EXCERPTED TEXT:
Fine Tuning Your Submissions Recap

This Twitter chat was done in August by Stacy Boyd, Susan Litman and Allison Lyons to lead in to So You Think You Can Write. The full recap can be found on the Harlequin Community Forums, but we chose a few appropriate snippets to encourage those polishing their manuscripts and chapters for the SYTYCW contest!

Stacy Boyd (@StacyBoyd) is Senior Editor for Harlequin Desire. Susan Litman (@Susan_Litman) is editor for Harlequin Special Edition and Allison Lyons (@Allison_Lyons) is editor with Harlequin Intrigue.

Q: What is the number one thing that writers can do to fine to their manuscript before sending it to you?
Allison: Great question! I would definitely say you should know which editor to send it to.

Q: What are the most important things the editors will be looking for in submissions?
Allison: I’d say hooking the editor right away is very important.

Q: How about amnesia stories for Special Edition?
Susan Litman: We’d LOVE a good amnesia story at HSE! The magic is in the storytelling/voice, so give it a try!

Stacy Boyd: Voice is very important. Editors will ignore many, many faults if the voice carries us away.

Q: Voice gets confusing for me sometimes. Any tips?
Stacy: Voice is not a style. It’s letting yourself shine through. It’s as if the reader can hear you telling the story.

Q: My newest manuscript has a prologue (hero’s POV) – is it acceptable or should I work it into Chapter 1?
Susan: No way to tell w/out reading. A prologue should heighten tension/conflict/fuel the story, or else pull it.
Stacy: And you might have to fold it in to chapter one anyway due to the word limit.
Susan: A prologue has to have purpose for the overall story, or else it doesn’t add anything.

Q: How much of the internal conflict needs to be made clear in Chapter 1?
Allison: Don’t give all the details in ch 1 but there should be enough to hook the reader and make her want to turn to ch 2.
Susan: You always have to establish the seeds of conflict.Engage our emotions with these characters!
Stacy: Enough to make the reader understand just how high the stakes are for the characters.

Q: I see a lot of the Nocturne are Vampire, Wolves, or witches…Would I be wrong to do a different immortal before?
Stacy: A different immortal could make you stand out.
Susan: Not at all! Nocturne has explored all kinds of immortals!

Q: How is the conflict different in Intrigues than in the lines without a villain?
A: Villains are good source of external conflict, but those actions should be directly related to internal conflict of h/h.

Q: The first chapter really needs to resonate for the competition. Any tips?
Allison: For suspense, start with a bang. Literally. A gunshot.
Stacy: Make that first line and first paragraph count. And leave the reader wanting to turn the page at the end!
Susan: Work on strong, memorable intro of character & setup of conflict.

RECORDS PROVIDED:
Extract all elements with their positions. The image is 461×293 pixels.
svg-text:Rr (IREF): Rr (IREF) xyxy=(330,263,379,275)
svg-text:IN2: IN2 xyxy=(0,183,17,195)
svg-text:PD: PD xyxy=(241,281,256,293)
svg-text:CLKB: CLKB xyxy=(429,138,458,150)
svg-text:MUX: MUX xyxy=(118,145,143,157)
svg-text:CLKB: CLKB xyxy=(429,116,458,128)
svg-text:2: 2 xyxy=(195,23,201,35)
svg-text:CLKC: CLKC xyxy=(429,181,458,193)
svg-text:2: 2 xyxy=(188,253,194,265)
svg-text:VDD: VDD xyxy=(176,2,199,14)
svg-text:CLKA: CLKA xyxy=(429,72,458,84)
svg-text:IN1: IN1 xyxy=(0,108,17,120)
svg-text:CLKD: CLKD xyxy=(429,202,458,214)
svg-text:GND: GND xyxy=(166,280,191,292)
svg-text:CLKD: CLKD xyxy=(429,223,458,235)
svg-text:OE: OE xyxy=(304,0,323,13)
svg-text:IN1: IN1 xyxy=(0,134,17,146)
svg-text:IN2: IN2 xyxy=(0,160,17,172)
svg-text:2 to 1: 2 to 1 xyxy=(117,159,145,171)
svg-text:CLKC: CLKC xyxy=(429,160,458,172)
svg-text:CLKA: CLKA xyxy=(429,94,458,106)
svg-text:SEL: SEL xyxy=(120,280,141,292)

ACTIVITY 1: According to the chat recap, what is Stacy Boyd's position at Harlequin Desire?
ACTIVITY 2: Output the part of the chat recap from "Stacy: Enough to" to "you stand out.", copied verbatim.
The data above is separate material, unconnected to the chat recap.

TASK SOLUTION 1: Senior Editor

TASK SOLUTION 2:
Stacy: Enough to make the reader understand just how high the stakes are for the characters.

Q: I see a lot of the Nocturne are Vampire, Wolves, or witches…Would I be wrong to do a different immortal before?
Stacy: A different immortal could make you stand out.